What the exercise asks
From the entries below, gather each line containing the word "this".

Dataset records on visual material
━━━━

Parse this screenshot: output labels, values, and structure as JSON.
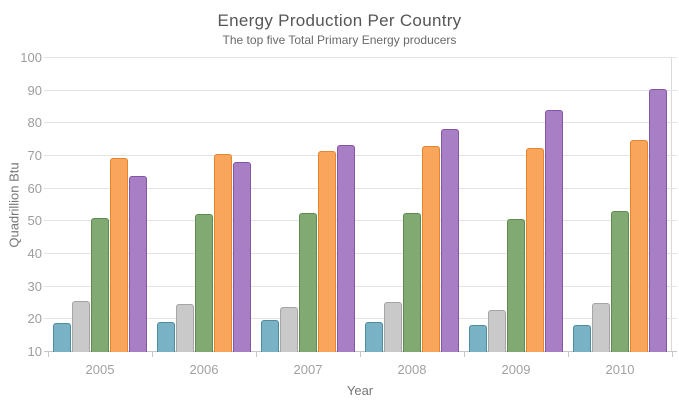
{
  "chart_data": {
    "type": "bar",
    "title": "Energy Production Per Country",
    "subtitle": "The top five Total Primary Energy producers",
    "xlabel": "Year",
    "ylabel": "Quadrillion Btu",
    "categories": [
      "2005",
      "2006",
      "2007",
      "2008",
      "2009",
      "2010"
    ],
    "series": [
      {
        "name": "series-1-blue",
        "color": "#79b2c4",
        "border_color": "#4e8ca3",
        "values": [
          19.0,
          19.3,
          19.7,
          19.2,
          18.4,
          18.4
        ]
      },
      {
        "name": "series-2-gray",
        "color": "#c9c9c9",
        "border_color": "#a5a5a5",
        "values": [
          25.5,
          24.7,
          23.8,
          25.4,
          22.9,
          24.9
        ]
      },
      {
        "name": "series-3-green",
        "color": "#80aa72",
        "border_color": "#5d8c4e",
        "values": [
          51.1,
          52.1,
          52.6,
          52.6,
          50.7,
          53.3
        ]
      },
      {
        "name": "series-4-orange",
        "color": "#faa55c",
        "border_color": "#e2872f",
        "values": [
          69.4,
          70.7,
          71.4,
          73.2,
          72.6,
          74.9
        ]
      },
      {
        "name": "series-5-purple",
        "color": "#a87ec4",
        "border_color": "#8355a8",
        "values": [
          63.9,
          68.2,
          73.3,
          78.4,
          84.2,
          90.5
        ]
      }
    ],
    "ylim": [
      10,
      100
    ],
    "yticks": [
      10,
      20,
      30,
      40,
      50,
      60,
      70,
      80,
      90,
      100
    ],
    "grid": true,
    "legend": "none",
    "colors": {
      "title_text": "#565656",
      "subtitle_text": "#696969",
      "axis_title_text": "#767676",
      "tick_label_text": "#9d9d9d",
      "gridline": "#e3e3e3",
      "axis_line": "#c6c6c6",
      "background": "#ffffff"
    }
  }
}
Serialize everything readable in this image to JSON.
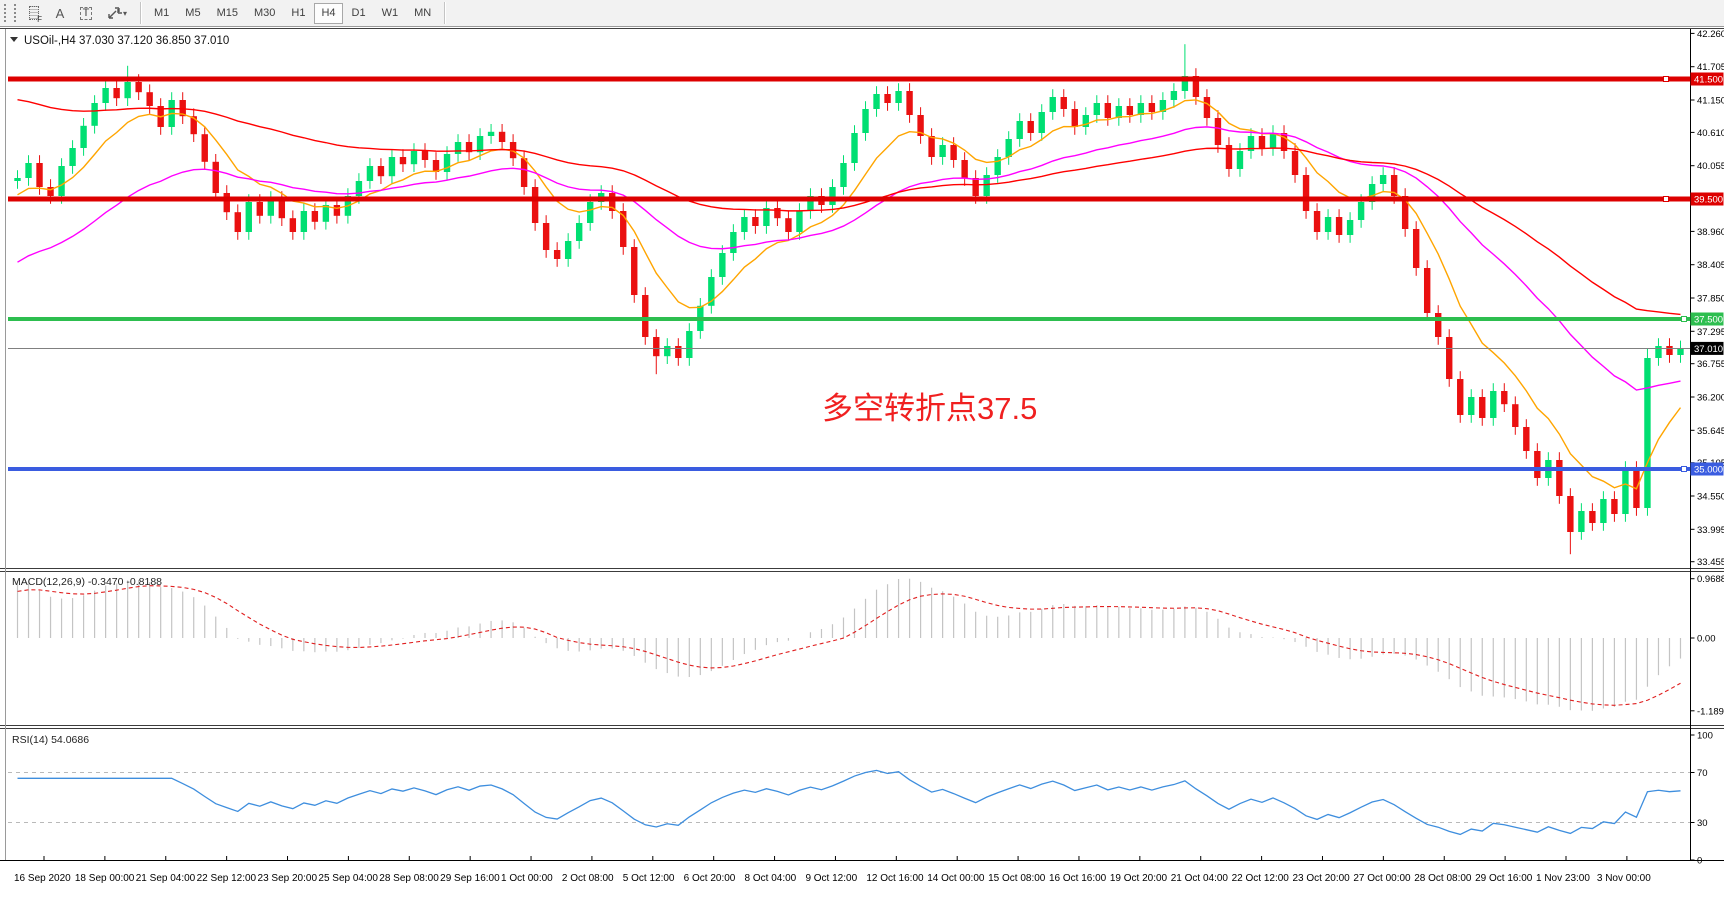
{
  "toolbar": {
    "timeframes": [
      "M1",
      "M5",
      "M15",
      "M30",
      "H1",
      "H4",
      "D1",
      "W1",
      "MN"
    ],
    "active_timeframe": "H4",
    "tools": {
      "grid_letter": "F",
      "annotation_letter": "A",
      "textbox_letter": "T",
      "caret": "▾"
    }
  },
  "chart": {
    "title": "USOil-,H4  37.030 37.120 36.850 37.010",
    "dropdown_glyph": "▼",
    "annotation": {
      "text": "多空转折点37.5"
    },
    "current_price": {
      "value": 37.01,
      "label": "37.010"
    },
    "price_ticks": [
      "42.260",
      "41.705",
      "41.150",
      "40.610",
      "40.055",
      "38.960",
      "38.405",
      "37.850",
      "37.295",
      "36.755",
      "36.200",
      "35.645",
      "35.105",
      "34.550",
      "33.995",
      "33.455"
    ],
    "hlines": [
      {
        "price": 41.5,
        "label": "41.500",
        "color": "#dd0000",
        "width": 5,
        "handle_x": 1666
      },
      {
        "price": 39.5,
        "label": "39.500",
        "color": "#dd0000",
        "width": 5,
        "handle_x": 1666
      },
      {
        "price": 37.5,
        "label": "37.500",
        "color": "#2dbe4f",
        "width": 4,
        "handle_x": 1684
      },
      {
        "price": 35.0,
        "label": "35.000",
        "color": "#3a5ce0",
        "width": 4,
        "handle_x": 1684
      }
    ],
    "colors": {
      "up": "#00df72",
      "down": "#ea1010",
      "ma_orange": "#ffa500",
      "ma_magenta": "#ff00ff",
      "ma_red": "#ff0000",
      "current_line": "#808080",
      "badge_black": "#000000",
      "macd_hist": "#c4c4c4",
      "macd_signal": "#e02020",
      "rsi_line": "#3e8ede",
      "annotation": "#f02020"
    }
  },
  "macd": {
    "label": "MACD(12,26,9) -0.3470 -0.8188",
    "params": [
      12,
      26,
      9
    ],
    "values": [
      -0.347,
      -0.8188
    ],
    "axis": [
      {
        "v": 0.9688,
        "label": "0.9688"
      },
      {
        "v": 0,
        "label": "0.00"
      },
      {
        "v": -1.1896,
        "label": "-1.1896"
      }
    ]
  },
  "rsi": {
    "label": "RSI(14) 54.0686",
    "period": 14,
    "value": 54.0686,
    "axis": [
      {
        "v": 100,
        "label": "100"
      },
      {
        "v": 70,
        "label": "70"
      },
      {
        "v": 30,
        "label": "30"
      },
      {
        "v": 0,
        "label": "0"
      }
    ],
    "grid_levels": [
      70,
      30
    ]
  },
  "chart_data": {
    "type": "candlestick",
    "symbol": "USOil",
    "timeframe": "H4",
    "current_ohlc": {
      "open": 37.03,
      "high": 37.12,
      "low": 36.85,
      "close": 37.01
    },
    "ylim": [
      33.455,
      42.26
    ],
    "horizontal_levels": [
      41.5,
      39.5,
      37.5,
      35.0
    ],
    "first_open": 39.8,
    "default_wick": 0.13,
    "closes": [
      39.85,
      40.1,
      39.7,
      39.55,
      40.05,
      40.35,
      40.72,
      41.1,
      41.35,
      41.18,
      41.45,
      41.28,
      41.05,
      40.7,
      41.15,
      40.88,
      40.58,
      40.12,
      39.6,
      39.28,
      38.95,
      39.45,
      39.22,
      39.5,
      39.18,
      38.95,
      39.3,
      39.12,
      39.4,
      39.22,
      39.55,
      39.8,
      40.05,
      39.88,
      40.2,
      40.08,
      40.3,
      40.15,
      39.95,
      40.25,
      40.45,
      40.28,
      40.55,
      40.62,
      40.45,
      40.18,
      39.7,
      39.1,
      38.65,
      38.5,
      38.8,
      39.1,
      39.45,
      39.6,
      39.3,
      38.7,
      37.9,
      37.2,
      36.88,
      37.05,
      36.85,
      37.3,
      37.72,
      38.2,
      38.6,
      38.95,
      39.2,
      39.05,
      39.35,
      39.18,
      38.95,
      39.3,
      39.55,
      39.4,
      39.7,
      40.1,
      40.6,
      41.0,
      41.25,
      41.1,
      41.3,
      40.9,
      40.55,
      40.2,
      40.4,
      40.15,
      39.85,
      39.55,
      39.9,
      40.2,
      40.5,
      40.8,
      40.6,
      40.95,
      41.2,
      41.0,
      40.7,
      40.9,
      41.1,
      40.85,
      41.05,
      40.9,
      41.1,
      40.95,
      41.15,
      41.3,
      41.55,
      41.2,
      40.85,
      40.4,
      40.0,
      40.3,
      40.55,
      40.35,
      40.6,
      40.3,
      39.9,
      39.3,
      38.95,
      39.2,
      38.9,
      39.15,
      39.45,
      39.75,
      39.9,
      39.55,
      39.0,
      38.35,
      37.6,
      37.2,
      36.5,
      35.9,
      36.2,
      35.85,
      36.3,
      36.08,
      35.7,
      35.3,
      34.85,
      35.15,
      34.55,
      33.95,
      34.3,
      34.1,
      34.5,
      34.25,
      35.0,
      34.35,
      36.85,
      37.05,
      36.9,
      37.01
    ],
    "wick_overrides": {
      "10": [
        41.72,
        null
      ],
      "58": [
        null,
        36.58
      ],
      "106": [
        42.08,
        null
      ],
      "141": [
        null,
        33.58
      ],
      "148": [
        37.0,
        null
      ]
    },
    "moving_averages": [
      {
        "name": "fast",
        "period": 9,
        "seed": 39.5,
        "color_key": "ma_orange"
      },
      {
        "name": "mid",
        "period": 30,
        "seed": 38.35,
        "color_key": "ma_magenta"
      },
      {
        "name": "slow",
        "period": 60,
        "seed": 41.2,
        "color_key": "ma_red"
      }
    ],
    "x_labels": [
      "16 Sep 2020",
      "18 Sep 00:00",
      "21 Sep 04:00",
      "22 Sep 12:00",
      "23 Sep 20:00",
      "25 Sep 04:00",
      "28 Sep 08:00",
      "29 Sep 16:00",
      "1 Oct 00:00",
      "2 Oct 08:00",
      "5 Oct 12:00",
      "6 Oct 20:00",
      "8 Oct 04:00",
      "9 Oct 12:00",
      "12 Oct 16:00",
      "14 Oct 00:00",
      "15 Oct 08:00",
      "16 Oct 16:00",
      "19 Oct 20:00",
      "21 Oct 04:00",
      "22 Oct 12:00",
      "23 Oct 20:00",
      "27 Oct 00:00",
      "28 Oct 08:00",
      "29 Oct 16:00",
      "1 Nov 23:00",
      "3 Nov 00:00"
    ]
  }
}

━━━━

Final result
Parse this screenshot: output labels, values, and structure as JSON.
Serialize everything readable in this image to JSON.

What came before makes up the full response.